◆ THE PROBLEM:
The listing below is the input. Say how many of its lines contain "всех", giving the number alone.

★ ★ ★ ★ ★

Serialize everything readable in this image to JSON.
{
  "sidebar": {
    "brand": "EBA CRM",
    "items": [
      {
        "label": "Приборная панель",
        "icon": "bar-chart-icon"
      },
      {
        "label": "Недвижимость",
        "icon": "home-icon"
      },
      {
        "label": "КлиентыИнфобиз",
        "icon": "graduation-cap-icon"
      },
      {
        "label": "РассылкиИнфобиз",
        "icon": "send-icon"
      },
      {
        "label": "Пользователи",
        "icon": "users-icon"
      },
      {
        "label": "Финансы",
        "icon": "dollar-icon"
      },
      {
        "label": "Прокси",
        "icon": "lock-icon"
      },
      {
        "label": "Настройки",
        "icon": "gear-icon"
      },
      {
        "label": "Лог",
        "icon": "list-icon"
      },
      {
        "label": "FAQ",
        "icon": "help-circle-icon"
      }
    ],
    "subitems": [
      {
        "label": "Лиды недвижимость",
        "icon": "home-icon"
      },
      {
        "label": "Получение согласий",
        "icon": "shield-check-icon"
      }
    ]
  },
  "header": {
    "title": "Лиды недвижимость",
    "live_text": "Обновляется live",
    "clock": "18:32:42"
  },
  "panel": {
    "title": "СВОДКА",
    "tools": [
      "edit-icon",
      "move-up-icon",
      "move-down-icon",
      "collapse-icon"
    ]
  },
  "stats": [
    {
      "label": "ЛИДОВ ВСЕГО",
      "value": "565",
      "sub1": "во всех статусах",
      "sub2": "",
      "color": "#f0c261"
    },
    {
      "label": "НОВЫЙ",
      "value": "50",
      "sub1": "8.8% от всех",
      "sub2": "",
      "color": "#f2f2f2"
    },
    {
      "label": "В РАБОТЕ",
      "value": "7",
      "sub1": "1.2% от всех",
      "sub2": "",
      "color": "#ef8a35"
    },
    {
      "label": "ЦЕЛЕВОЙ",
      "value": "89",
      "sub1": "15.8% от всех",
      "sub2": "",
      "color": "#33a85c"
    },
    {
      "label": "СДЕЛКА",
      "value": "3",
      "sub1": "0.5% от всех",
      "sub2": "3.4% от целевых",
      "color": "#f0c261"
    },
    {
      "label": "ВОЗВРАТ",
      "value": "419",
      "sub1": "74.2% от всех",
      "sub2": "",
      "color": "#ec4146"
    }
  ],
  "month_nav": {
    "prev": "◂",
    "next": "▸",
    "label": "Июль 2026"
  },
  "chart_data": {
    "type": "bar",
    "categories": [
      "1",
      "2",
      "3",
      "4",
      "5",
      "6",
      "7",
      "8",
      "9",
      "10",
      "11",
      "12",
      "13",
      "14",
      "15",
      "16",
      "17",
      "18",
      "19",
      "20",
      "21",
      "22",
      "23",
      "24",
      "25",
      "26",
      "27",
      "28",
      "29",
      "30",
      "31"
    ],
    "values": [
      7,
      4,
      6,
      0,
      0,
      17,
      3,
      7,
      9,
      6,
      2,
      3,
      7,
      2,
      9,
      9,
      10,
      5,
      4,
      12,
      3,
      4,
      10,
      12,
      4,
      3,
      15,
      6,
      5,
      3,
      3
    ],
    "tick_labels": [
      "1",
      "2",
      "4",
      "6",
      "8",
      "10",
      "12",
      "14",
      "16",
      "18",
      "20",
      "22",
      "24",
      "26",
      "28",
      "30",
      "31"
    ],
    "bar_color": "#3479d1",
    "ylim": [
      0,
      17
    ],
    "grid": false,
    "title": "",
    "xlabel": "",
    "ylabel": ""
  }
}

★ ★ ★ ★ ★

◆ ANSWER TO THIS PROBLEM:
6